■ **TASK PROMPT**
Write every record out again exactly as given.
—————
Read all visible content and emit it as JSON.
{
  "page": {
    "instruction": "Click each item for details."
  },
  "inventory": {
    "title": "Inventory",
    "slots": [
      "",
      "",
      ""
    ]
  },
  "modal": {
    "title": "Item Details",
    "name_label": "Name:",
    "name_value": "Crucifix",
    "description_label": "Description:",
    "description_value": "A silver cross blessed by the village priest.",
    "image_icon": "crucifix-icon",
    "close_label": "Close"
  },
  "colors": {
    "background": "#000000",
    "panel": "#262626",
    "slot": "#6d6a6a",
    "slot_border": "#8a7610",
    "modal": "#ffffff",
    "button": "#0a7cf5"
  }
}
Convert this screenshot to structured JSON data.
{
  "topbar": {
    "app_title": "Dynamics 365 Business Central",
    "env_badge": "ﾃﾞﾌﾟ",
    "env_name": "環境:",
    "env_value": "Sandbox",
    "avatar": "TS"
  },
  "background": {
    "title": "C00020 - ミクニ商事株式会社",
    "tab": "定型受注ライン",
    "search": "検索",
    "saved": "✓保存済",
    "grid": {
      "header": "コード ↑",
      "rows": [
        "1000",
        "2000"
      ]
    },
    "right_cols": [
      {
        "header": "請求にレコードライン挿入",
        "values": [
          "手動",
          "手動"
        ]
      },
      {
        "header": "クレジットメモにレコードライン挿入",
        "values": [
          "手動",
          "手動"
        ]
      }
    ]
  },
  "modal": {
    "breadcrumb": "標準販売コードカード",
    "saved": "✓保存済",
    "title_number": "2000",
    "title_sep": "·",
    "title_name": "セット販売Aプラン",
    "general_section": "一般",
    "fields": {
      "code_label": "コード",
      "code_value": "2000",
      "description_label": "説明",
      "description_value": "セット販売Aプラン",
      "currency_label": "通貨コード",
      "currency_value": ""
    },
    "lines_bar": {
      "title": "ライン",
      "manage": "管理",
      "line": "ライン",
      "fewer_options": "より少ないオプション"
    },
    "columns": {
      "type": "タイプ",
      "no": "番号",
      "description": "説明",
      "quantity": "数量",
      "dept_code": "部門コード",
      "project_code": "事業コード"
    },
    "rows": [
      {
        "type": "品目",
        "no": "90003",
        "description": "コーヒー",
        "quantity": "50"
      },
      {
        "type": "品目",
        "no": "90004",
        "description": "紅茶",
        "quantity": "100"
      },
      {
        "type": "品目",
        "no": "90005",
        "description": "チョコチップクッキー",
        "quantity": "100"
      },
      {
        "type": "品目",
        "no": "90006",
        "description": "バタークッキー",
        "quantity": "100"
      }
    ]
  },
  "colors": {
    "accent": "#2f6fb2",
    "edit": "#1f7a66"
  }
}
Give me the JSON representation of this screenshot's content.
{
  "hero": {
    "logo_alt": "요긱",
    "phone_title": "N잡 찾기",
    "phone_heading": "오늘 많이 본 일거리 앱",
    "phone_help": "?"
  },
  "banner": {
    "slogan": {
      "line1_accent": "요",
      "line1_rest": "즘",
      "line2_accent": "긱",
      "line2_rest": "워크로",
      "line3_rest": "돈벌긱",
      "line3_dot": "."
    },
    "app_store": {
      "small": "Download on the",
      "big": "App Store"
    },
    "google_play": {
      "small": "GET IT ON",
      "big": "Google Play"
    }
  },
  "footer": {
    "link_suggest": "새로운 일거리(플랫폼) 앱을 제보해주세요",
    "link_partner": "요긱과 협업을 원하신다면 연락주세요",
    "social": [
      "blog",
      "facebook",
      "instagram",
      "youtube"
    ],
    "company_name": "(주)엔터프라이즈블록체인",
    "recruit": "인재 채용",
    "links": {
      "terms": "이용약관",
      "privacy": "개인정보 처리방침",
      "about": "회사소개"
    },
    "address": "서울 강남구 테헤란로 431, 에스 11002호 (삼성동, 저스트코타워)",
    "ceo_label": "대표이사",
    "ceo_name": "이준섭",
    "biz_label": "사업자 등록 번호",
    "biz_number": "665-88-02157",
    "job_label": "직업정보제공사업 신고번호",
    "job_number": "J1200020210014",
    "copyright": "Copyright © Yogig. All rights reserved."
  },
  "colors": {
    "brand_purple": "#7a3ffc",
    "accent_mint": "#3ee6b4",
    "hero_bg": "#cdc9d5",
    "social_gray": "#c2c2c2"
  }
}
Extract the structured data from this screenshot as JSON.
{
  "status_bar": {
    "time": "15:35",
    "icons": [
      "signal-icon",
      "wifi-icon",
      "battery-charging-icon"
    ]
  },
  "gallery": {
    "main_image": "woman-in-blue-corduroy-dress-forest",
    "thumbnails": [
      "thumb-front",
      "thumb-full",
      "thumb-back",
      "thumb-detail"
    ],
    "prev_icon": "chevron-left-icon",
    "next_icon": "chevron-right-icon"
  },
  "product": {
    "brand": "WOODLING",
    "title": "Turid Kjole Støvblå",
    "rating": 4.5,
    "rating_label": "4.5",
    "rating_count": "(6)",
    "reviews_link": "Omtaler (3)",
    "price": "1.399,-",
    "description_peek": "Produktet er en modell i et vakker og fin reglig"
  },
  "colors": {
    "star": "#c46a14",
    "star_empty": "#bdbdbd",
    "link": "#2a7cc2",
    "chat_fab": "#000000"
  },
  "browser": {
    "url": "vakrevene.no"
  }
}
—————
■ **RESULT OF THIS TASK**
Read all visible content and emit it as JSON.
{
  "page": {
    "instruction": "Click each item for details."
  },
  "inventory": {
    "title": "Inventory",
    "slots": [
      "",
      "",
      ""
    ]
  },
  "modal": {
    "title": "Item Details",
    "name_label": "Name:",
    "name_value": "Crucifix",
    "description_label": "Description:",
    "description_value": "A silver cross blessed by the village priest.",
    "image_icon": "crucifix-icon",
    "close_label": "Close"
  },
  "colors": {
    "background": "#000000",
    "panel": "#262626",
    "slot": "#6d6a6a",
    "slot_border": "#8a7610",
    "modal": "#ffffff",
    "button": "#0a7cf5"
  }
}
Convert this screenshot to structured JSON data.
{
  "topbar": {
    "app_title": "Dynamics 365 Business Central",
    "env_badge": "ﾃﾞﾌﾟ",
    "env_name": "環境:",
    "env_value": "Sandbox",
    "avatar": "TS"
  },
  "background": {
    "title": "C00020 - ミクニ商事株式会社",
    "tab": "定型受注ライン",
    "search": "検索",
    "saved": "✓保存済",
    "grid": {
      "header": "コード ↑",
      "rows": [
        "1000",
        "2000"
      ]
    },
    "right_cols": [
      {
        "header": "請求にレコードライン挿入",
        "values": [
          "手動",
          "手動"
        ]
      },
      {
        "header": "クレジットメモにレコードライン挿入",
        "values": [
          "手動",
          "手動"
        ]
      }
    ]
  },
  "modal": {
    "breadcrumb": "標準販売コードカード",
    "saved": "✓保存済",
    "title_number": "2000",
    "title_sep": "·",
    "title_name": "セット販売Aプラン",
    "general_section": "一般",
    "fields": {
      "code_label": "コード",
      "code_value": "2000",
      "description_label": "説明",
      "description_value": "セット販売Aプラン",
      "currency_label": "通貨コード",
      "currency_value": ""
    },
    "lines_bar": {
      "title": "ライン",
      "manage": "管理",
      "line": "ライン",
      "fewer_options": "より少ないオプション"
    },
    "columns": {
      "type": "タイプ",
      "no": "番号",
      "description": "説明",
      "quantity": "数量",
      "dept_code": "部門コード",
      "project_code": "事業コード"
    },
    "rows": [
      {
        "type": "品目",
        "no": "90003",
        "description": "コーヒー",
        "quantity": "50"
      },
      {
        "type": "品目",
        "no": "90004",
        "description": "紅茶",
        "quantity": "100"
      },
      {
        "type": "品目",
        "no": "90005",
        "description": "チョコチップクッキー",
        "quantity": "100"
      },
      {
        "type": "品目",
        "no": "90006",
        "description": "バタークッキー",
        "quantity": "100"
      }
    ]
  },
  "colors": {
    "accent": "#2f6fb2",
    "edit": "#1f7a66"
  }
}
Give me the JSON representation of this screenshot's content.
{
  "hero": {
    "logo_alt": "요긱",
    "phone_title": "N잡 찾기",
    "phone_heading": "오늘 많이 본 일거리 앱",
    "phone_help": "?"
  },
  "banner": {
    "slogan": {
      "line1_accent": "요",
      "line1_rest": "즘",
      "line2_accent": "긱",
      "line2_rest": "워크로",
      "line3_rest": "돈벌긱",
      "line3_dot": "."
    },
    "app_store": {
      "small": "Download on the",
      "big": "App Store"
    },
    "google_play": {
      "small": "GET IT ON",
      "big": "Google Play"
    }
  },
  "footer": {
    "link_suggest": "새로운 일거리(플랫폼) 앱을 제보해주세요",
    "link_partner": "요긱과 협업을 원하신다면 연락주세요",
    "social": [
      "blog",
      "facebook",
      "instagram",
      "youtube"
    ],
    "company_name": "(주)엔터프라이즈블록체인",
    "recruit": "인재 채용",
    "links": {
      "terms": "이용약관",
      "privacy": "개인정보 처리방침",
      "about": "회사소개"
    },
    "address": "서울 강남구 테헤란로 431, 에스 11002호 (삼성동, 저스트코타워)",
    "ceo_label": "대표이사",
    "ceo_name": "이준섭",
    "biz_label": "사업자 등록 번호",
    "biz_number": "665-88-02157",
    "job_label": "직업정보제공사업 신고번호",
    "job_number": "J1200020210014",
    "copyright": "Copyright © Yogig. All rights reserved."
  },
  "colors": {
    "brand_purple": "#7a3ffc",
    "accent_mint": "#3ee6b4",
    "hero_bg": "#cdc9d5",
    "social_gray": "#c2c2c2"
  }
}
Extract the structured data from this screenshot as JSON.
{
  "status_bar": {
    "time": "15:35",
    "icons": [
      "signal-icon",
      "wifi-icon",
      "battery-charging-icon"
    ]
  },
  "gallery": {
    "main_image": "woman-in-blue-corduroy-dress-forest",
    "thumbnails": [
      "thumb-front",
      "thumb-full",
      "thumb-back",
      "thumb-detail"
    ],
    "prev_icon": "chevron-left-icon",
    "next_icon": "chevron-right-icon"
  },
  "product": {
    "brand": "WOODLING",
    "title": "Turid Kjole Støvblå",
    "rating": 4.5,
    "rating_label": "4.5",
    "rating_count": "(6)",
    "reviews_link": "Omtaler (3)",
    "price": "1.399,-",
    "description_peek": "Produktet er en modell i et vakker og fin reglig"
  },
  "colors": {
    "star": "#c46a14",
    "star_empty": "#bdbdbd",
    "link": "#2a7cc2",
    "chat_fab": "#000000"
  },
  "browser": {
    "url": "vakrevene.no"
  }
}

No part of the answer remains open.